Set down all of the data that follows word for word, without the images.

EXERCISE INPUT »
☆ ☆ ☆ ☆ ☆
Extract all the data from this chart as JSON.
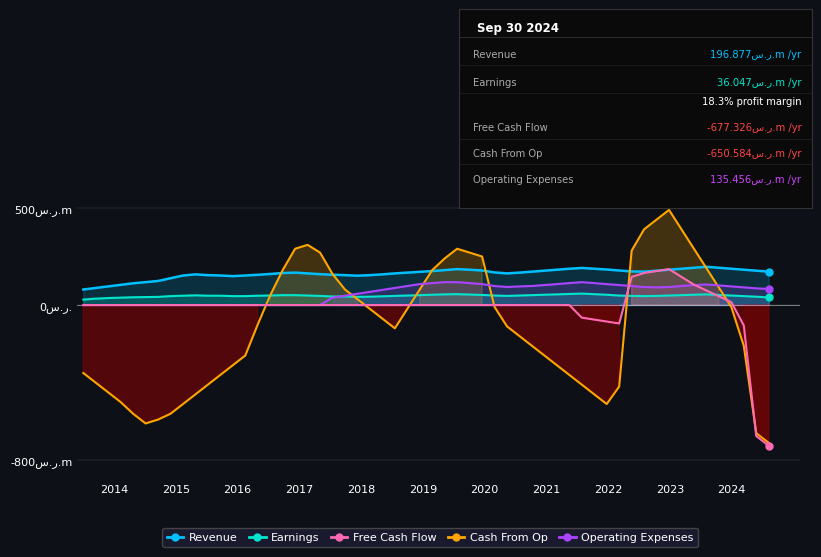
{
  "background_color": "#0d1117",
  "plot_bg_color": "#0d1117",
  "box_bg_color": "#0a0a0a",
  "box_border_color": "#333333",
  "date_label": "Sep 30 2024",
  "ylim": [
    -900,
    600
  ],
  "xlim": [
    2013.4,
    2025.1
  ],
  "yticks": [
    -800,
    0,
    500
  ],
  "ytick_labels": [
    "-800س.ر.m",
    "0س.ر.",
    "500س.ر.m"
  ],
  "xtick_positions": [
    2014,
    2015,
    2016,
    2017,
    2018,
    2019,
    2020,
    2021,
    2022,
    2023,
    2024
  ],
  "colors": {
    "revenue": "#00bfff",
    "earnings": "#00e5cc",
    "free_cash_flow": "#ff69b4",
    "cash_from_op": "#ffa500",
    "operating_expenses": "#aa44ff"
  },
  "info_rows": [
    {
      "label": "Revenue",
      "value": "196.877س.ر.m /yr",
      "value_color": "#00bfff"
    },
    {
      "label": "Earnings",
      "value": "36.047س.ر.m /yr",
      "value_color": "#00e5cc"
    },
    {
      "label": "",
      "value": "18.3% profit margin",
      "value_color": "#ffffff"
    },
    {
      "label": "Free Cash Flow",
      "value": "-677.326س.ر.m /yr",
      "value_color": "#ff4444"
    },
    {
      "label": "Cash From Op",
      "value": "-650.584س.ر.m /yr",
      "value_color": "#ff4444"
    },
    {
      "label": "Operating Expenses",
      "value": "135.456س.ر.m /yr",
      "value_color": "#cc44ff"
    }
  ],
  "legend_labels": [
    "Revenue",
    "Earnings",
    "Free Cash Flow",
    "Cash From Op",
    "Operating Expenses"
  ],
  "revenue": [
    80,
    88,
    96,
    104,
    112,
    118,
    124,
    138,
    152,
    158,
    154,
    152,
    149,
    152,
    156,
    160,
    165,
    167,
    163,
    159,
    156,
    154,
    151,
    154,
    158,
    163,
    167,
    171,
    175,
    180,
    185,
    182,
    178,
    168,
    163,
    167,
    172,
    177,
    182,
    187,
    191,
    187,
    183,
    178,
    173,
    172,
    177,
    182,
    187,
    192,
    197,
    192,
    187,
    182,
    177,
    172
  ],
  "earnings": [
    28,
    33,
    36,
    38,
    40,
    41,
    42,
    46,
    48,
    50,
    48,
    48,
    46,
    46,
    48,
    49,
    51,
    51,
    49,
    47,
    44,
    44,
    42,
    43,
    45,
    47,
    49,
    51,
    53,
    55,
    56,
    54,
    52,
    49,
    47,
    49,
    51,
    53,
    55,
    57,
    59,
    56,
    53,
    49,
    47,
    46,
    47,
    49,
    51,
    53,
    55,
    52,
    49,
    46,
    43,
    39
  ],
  "cash_from_op": [
    -350,
    -400,
    -450,
    -500,
    -560,
    -610,
    -590,
    -560,
    -510,
    -460,
    -410,
    -360,
    -310,
    -260,
    -100,
    50,
    180,
    290,
    310,
    270,
    160,
    80,
    30,
    -20,
    -70,
    -120,
    -20,
    80,
    180,
    240,
    290,
    270,
    250,
    -10,
    -110,
    -160,
    -210,
    -260,
    -310,
    -360,
    -410,
    -460,
    -510,
    -420,
    280,
    390,
    440,
    490,
    390,
    290,
    190,
    90,
    -10,
    -210,
    -660,
    -710
  ],
  "operating_expenses": [
    0,
    0,
    0,
    0,
    0,
    0,
    0,
    0,
    0,
    0,
    0,
    0,
    0,
    0,
    0,
    0,
    0,
    0,
    0,
    0,
    38,
    48,
    58,
    68,
    78,
    88,
    98,
    108,
    113,
    118,
    118,
    113,
    108,
    98,
    93,
    96,
    98,
    103,
    108,
    113,
    118,
    113,
    108,
    103,
    98,
    93,
    91,
    93,
    98,
    103,
    106,
    101,
    96,
    91,
    86,
    83
  ],
  "free_cash_flow": [
    0,
    0,
    0,
    0,
    0,
    0,
    0,
    0,
    0,
    0,
    0,
    0,
    0,
    0,
    0,
    0,
    0,
    0,
    0,
    0,
    0,
    0,
    0,
    0,
    0,
    0,
    0,
    0,
    0,
    0,
    0,
    0,
    0,
    0,
    0,
    0,
    0,
    0,
    0,
    0,
    -65,
    -75,
    -85,
    -95,
    145,
    165,
    175,
    185,
    145,
    105,
    75,
    45,
    15,
    -105,
    -675,
    -725
  ]
}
☆ ☆ ☆ ☆ ☆
SOLUTION TO THIS TASK »
Extract all the data from this chart as JSON.
{
  "background_color": "#0d1117",
  "plot_bg_color": "#0d1117",
  "box_bg_color": "#0a0a0a",
  "box_border_color": "#333333",
  "date_label": "Sep 30 2024",
  "ylim": [
    -900,
    600
  ],
  "xlim": [
    2013.4,
    2025.1
  ],
  "yticks": [
    -800,
    0,
    500
  ],
  "ytick_labels": [
    "-800س.ر.m",
    "0س.ر.",
    "500س.ر.m"
  ],
  "xtick_positions": [
    2014,
    2015,
    2016,
    2017,
    2018,
    2019,
    2020,
    2021,
    2022,
    2023,
    2024
  ],
  "colors": {
    "revenue": "#00bfff",
    "earnings": "#00e5cc",
    "free_cash_flow": "#ff69b4",
    "cash_from_op": "#ffa500",
    "operating_expenses": "#aa44ff"
  },
  "info_rows": [
    {
      "label": "Revenue",
      "value": "196.877س.ر.m /yr",
      "value_color": "#00bfff"
    },
    {
      "label": "Earnings",
      "value": "36.047س.ر.m /yr",
      "value_color": "#00e5cc"
    },
    {
      "label": "",
      "value": "18.3% profit margin",
      "value_color": "#ffffff"
    },
    {
      "label": "Free Cash Flow",
      "value": "-677.326س.ر.m /yr",
      "value_color": "#ff4444"
    },
    {
      "label": "Cash From Op",
      "value": "-650.584س.ر.m /yr",
      "value_color": "#ff4444"
    },
    {
      "label": "Operating Expenses",
      "value": "135.456س.ر.m /yr",
      "value_color": "#cc44ff"
    }
  ],
  "legend_labels": [
    "Revenue",
    "Earnings",
    "Free Cash Flow",
    "Cash From Op",
    "Operating Expenses"
  ],
  "revenue": [
    80,
    88,
    96,
    104,
    112,
    118,
    124,
    138,
    152,
    158,
    154,
    152,
    149,
    152,
    156,
    160,
    165,
    167,
    163,
    159,
    156,
    154,
    151,
    154,
    158,
    163,
    167,
    171,
    175,
    180,
    185,
    182,
    178,
    168,
    163,
    167,
    172,
    177,
    182,
    187,
    191,
    187,
    183,
    178,
    173,
    172,
    177,
    182,
    187,
    192,
    197,
    192,
    187,
    182,
    177,
    172
  ],
  "earnings": [
    28,
    33,
    36,
    38,
    40,
    41,
    42,
    46,
    48,
    50,
    48,
    48,
    46,
    46,
    48,
    49,
    51,
    51,
    49,
    47,
    44,
    44,
    42,
    43,
    45,
    47,
    49,
    51,
    53,
    55,
    56,
    54,
    52,
    49,
    47,
    49,
    51,
    53,
    55,
    57,
    59,
    56,
    53,
    49,
    47,
    46,
    47,
    49,
    51,
    53,
    55,
    52,
    49,
    46,
    43,
    39
  ],
  "cash_from_op": [
    -350,
    -400,
    -450,
    -500,
    -560,
    -610,
    -590,
    -560,
    -510,
    -460,
    -410,
    -360,
    -310,
    -260,
    -100,
    50,
    180,
    290,
    310,
    270,
    160,
    80,
    30,
    -20,
    -70,
    -120,
    -20,
    80,
    180,
    240,
    290,
    270,
    250,
    -10,
    -110,
    -160,
    -210,
    -260,
    -310,
    -360,
    -410,
    -460,
    -510,
    -420,
    280,
    390,
    440,
    490,
    390,
    290,
    190,
    90,
    -10,
    -210,
    -660,
    -710
  ],
  "operating_expenses": [
    0,
    0,
    0,
    0,
    0,
    0,
    0,
    0,
    0,
    0,
    0,
    0,
    0,
    0,
    0,
    0,
    0,
    0,
    0,
    0,
    38,
    48,
    58,
    68,
    78,
    88,
    98,
    108,
    113,
    118,
    118,
    113,
    108,
    98,
    93,
    96,
    98,
    103,
    108,
    113,
    118,
    113,
    108,
    103,
    98,
    93,
    91,
    93,
    98,
    103,
    106,
    101,
    96,
    91,
    86,
    83
  ],
  "free_cash_flow": [
    0,
    0,
    0,
    0,
    0,
    0,
    0,
    0,
    0,
    0,
    0,
    0,
    0,
    0,
    0,
    0,
    0,
    0,
    0,
    0,
    0,
    0,
    0,
    0,
    0,
    0,
    0,
    0,
    0,
    0,
    0,
    0,
    0,
    0,
    0,
    0,
    0,
    0,
    0,
    0,
    -65,
    -75,
    -85,
    -95,
    145,
    165,
    175,
    185,
    145,
    105,
    75,
    45,
    15,
    -105,
    -675,
    -725
  ]
}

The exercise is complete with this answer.